#### [Exercise goal]
Search the records for the word "Direction" and pick out every line that has it.

#### [Excerpts from a figure dataset]
## BEGIN

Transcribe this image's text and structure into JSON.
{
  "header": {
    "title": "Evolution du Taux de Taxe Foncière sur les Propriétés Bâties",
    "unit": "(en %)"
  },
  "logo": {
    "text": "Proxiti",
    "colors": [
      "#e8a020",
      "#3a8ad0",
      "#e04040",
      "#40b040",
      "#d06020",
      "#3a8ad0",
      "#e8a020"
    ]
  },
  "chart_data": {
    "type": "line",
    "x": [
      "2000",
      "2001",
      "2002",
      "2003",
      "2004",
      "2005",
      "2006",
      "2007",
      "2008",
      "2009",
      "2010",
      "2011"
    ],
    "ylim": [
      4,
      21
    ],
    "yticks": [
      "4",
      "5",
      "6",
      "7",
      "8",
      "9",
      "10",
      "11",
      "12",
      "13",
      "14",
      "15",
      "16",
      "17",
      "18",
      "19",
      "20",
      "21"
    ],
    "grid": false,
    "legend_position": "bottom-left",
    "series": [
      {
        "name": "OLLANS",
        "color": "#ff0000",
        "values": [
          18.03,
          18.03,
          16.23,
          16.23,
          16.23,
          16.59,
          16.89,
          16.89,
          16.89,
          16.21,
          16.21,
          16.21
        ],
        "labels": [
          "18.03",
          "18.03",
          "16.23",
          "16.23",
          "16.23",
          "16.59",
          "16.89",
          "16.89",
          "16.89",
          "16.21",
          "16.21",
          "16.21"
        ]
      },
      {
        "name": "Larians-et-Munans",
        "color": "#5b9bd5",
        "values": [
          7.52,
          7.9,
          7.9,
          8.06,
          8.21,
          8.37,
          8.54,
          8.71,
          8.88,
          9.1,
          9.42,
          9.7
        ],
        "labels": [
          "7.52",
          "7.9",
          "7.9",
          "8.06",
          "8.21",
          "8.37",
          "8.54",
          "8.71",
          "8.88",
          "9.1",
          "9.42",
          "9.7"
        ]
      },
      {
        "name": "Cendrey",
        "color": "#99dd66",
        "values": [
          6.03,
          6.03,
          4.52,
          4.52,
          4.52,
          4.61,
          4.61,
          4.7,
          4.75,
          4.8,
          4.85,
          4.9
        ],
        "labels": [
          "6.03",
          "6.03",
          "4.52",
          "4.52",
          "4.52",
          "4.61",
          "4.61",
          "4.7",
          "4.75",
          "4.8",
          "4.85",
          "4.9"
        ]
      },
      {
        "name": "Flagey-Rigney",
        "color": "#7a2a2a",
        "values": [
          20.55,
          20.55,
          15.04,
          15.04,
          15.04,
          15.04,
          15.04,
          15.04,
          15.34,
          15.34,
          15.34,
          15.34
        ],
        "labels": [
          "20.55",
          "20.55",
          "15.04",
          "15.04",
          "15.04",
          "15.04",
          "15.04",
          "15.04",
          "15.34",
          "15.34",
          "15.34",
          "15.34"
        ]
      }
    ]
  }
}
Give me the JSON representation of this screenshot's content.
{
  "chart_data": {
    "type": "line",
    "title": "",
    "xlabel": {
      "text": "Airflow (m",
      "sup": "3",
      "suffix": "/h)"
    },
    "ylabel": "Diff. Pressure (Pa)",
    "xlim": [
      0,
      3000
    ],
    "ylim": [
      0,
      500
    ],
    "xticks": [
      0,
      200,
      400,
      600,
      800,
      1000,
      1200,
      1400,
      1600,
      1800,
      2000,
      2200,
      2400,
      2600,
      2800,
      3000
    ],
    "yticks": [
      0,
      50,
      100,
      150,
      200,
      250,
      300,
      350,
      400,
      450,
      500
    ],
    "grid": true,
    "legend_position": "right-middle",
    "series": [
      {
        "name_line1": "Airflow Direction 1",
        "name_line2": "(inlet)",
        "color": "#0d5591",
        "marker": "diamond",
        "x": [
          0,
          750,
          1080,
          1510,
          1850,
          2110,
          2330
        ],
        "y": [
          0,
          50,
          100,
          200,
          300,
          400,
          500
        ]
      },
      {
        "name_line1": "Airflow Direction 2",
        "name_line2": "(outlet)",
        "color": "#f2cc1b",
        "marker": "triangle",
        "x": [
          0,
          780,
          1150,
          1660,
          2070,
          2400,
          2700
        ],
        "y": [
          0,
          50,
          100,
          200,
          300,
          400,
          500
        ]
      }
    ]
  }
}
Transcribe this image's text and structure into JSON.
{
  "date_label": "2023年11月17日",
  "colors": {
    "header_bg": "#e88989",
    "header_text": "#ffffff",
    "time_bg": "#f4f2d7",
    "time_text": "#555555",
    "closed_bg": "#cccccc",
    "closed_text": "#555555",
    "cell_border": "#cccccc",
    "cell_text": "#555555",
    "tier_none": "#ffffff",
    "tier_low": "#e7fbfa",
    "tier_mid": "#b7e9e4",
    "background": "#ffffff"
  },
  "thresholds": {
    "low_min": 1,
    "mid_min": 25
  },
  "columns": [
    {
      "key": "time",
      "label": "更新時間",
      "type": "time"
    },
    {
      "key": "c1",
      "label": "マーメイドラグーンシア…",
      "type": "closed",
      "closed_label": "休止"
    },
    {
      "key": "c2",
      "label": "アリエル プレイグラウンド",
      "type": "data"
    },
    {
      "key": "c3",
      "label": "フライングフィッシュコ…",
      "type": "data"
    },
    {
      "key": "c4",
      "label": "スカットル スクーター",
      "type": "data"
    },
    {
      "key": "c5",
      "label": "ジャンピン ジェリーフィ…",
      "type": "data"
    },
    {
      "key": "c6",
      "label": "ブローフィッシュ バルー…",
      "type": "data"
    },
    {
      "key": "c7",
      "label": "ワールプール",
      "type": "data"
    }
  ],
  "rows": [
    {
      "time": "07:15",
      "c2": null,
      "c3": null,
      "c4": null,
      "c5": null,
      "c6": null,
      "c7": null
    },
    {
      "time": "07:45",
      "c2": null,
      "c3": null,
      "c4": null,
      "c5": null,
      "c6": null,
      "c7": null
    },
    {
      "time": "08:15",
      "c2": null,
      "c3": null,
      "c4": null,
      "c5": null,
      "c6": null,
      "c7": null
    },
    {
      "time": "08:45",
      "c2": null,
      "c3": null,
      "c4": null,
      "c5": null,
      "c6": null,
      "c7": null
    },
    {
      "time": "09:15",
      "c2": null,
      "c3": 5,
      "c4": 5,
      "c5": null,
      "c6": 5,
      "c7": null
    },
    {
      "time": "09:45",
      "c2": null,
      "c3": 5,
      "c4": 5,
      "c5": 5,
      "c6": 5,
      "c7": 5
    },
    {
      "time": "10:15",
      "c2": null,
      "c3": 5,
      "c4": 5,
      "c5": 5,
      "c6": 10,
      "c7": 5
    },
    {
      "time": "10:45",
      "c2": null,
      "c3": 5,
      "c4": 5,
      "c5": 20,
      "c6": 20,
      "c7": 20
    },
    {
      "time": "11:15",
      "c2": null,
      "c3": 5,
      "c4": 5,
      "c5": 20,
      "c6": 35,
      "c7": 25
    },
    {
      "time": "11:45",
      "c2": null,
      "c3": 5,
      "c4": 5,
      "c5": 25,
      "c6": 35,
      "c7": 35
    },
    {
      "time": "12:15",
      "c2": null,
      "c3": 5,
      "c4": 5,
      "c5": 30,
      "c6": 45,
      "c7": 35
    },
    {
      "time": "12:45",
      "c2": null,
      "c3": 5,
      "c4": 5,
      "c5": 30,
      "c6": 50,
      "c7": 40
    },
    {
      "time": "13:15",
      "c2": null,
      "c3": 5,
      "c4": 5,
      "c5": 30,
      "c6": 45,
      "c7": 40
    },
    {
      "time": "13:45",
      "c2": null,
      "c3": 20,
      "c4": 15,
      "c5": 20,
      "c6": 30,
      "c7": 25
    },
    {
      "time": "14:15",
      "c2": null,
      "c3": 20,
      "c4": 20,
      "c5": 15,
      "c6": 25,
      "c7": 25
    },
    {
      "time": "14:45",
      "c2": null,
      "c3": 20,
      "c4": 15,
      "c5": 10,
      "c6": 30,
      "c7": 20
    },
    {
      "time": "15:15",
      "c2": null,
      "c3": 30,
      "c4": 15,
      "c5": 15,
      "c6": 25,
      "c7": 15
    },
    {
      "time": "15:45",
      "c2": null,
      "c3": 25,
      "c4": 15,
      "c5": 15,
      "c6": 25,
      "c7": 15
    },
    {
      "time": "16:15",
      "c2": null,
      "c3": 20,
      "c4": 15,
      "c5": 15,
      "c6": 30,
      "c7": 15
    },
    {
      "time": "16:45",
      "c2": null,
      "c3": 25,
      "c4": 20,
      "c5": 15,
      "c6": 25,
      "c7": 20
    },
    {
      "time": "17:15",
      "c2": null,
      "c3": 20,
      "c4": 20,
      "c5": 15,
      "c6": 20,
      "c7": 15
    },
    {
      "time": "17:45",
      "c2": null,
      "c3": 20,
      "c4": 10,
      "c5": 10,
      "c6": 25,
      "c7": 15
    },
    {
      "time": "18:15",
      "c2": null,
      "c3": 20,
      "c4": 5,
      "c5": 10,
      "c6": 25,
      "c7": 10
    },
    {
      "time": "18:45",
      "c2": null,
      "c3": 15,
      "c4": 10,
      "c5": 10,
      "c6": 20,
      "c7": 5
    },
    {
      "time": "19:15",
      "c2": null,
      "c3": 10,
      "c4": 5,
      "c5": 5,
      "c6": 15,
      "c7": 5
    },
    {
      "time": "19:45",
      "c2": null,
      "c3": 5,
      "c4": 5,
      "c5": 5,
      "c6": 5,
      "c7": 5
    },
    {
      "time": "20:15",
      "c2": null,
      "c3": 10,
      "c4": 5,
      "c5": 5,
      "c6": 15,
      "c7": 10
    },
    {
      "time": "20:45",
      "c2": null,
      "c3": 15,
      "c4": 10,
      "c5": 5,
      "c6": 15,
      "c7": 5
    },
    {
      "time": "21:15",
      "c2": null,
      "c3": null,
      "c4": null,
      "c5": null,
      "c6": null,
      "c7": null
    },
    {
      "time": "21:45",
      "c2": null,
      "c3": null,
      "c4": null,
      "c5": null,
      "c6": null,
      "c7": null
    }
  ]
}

## END

#### [The solution]
        "name_line1": "Airflow Direction 1",
        "name_line1": "Airflow Direction 2",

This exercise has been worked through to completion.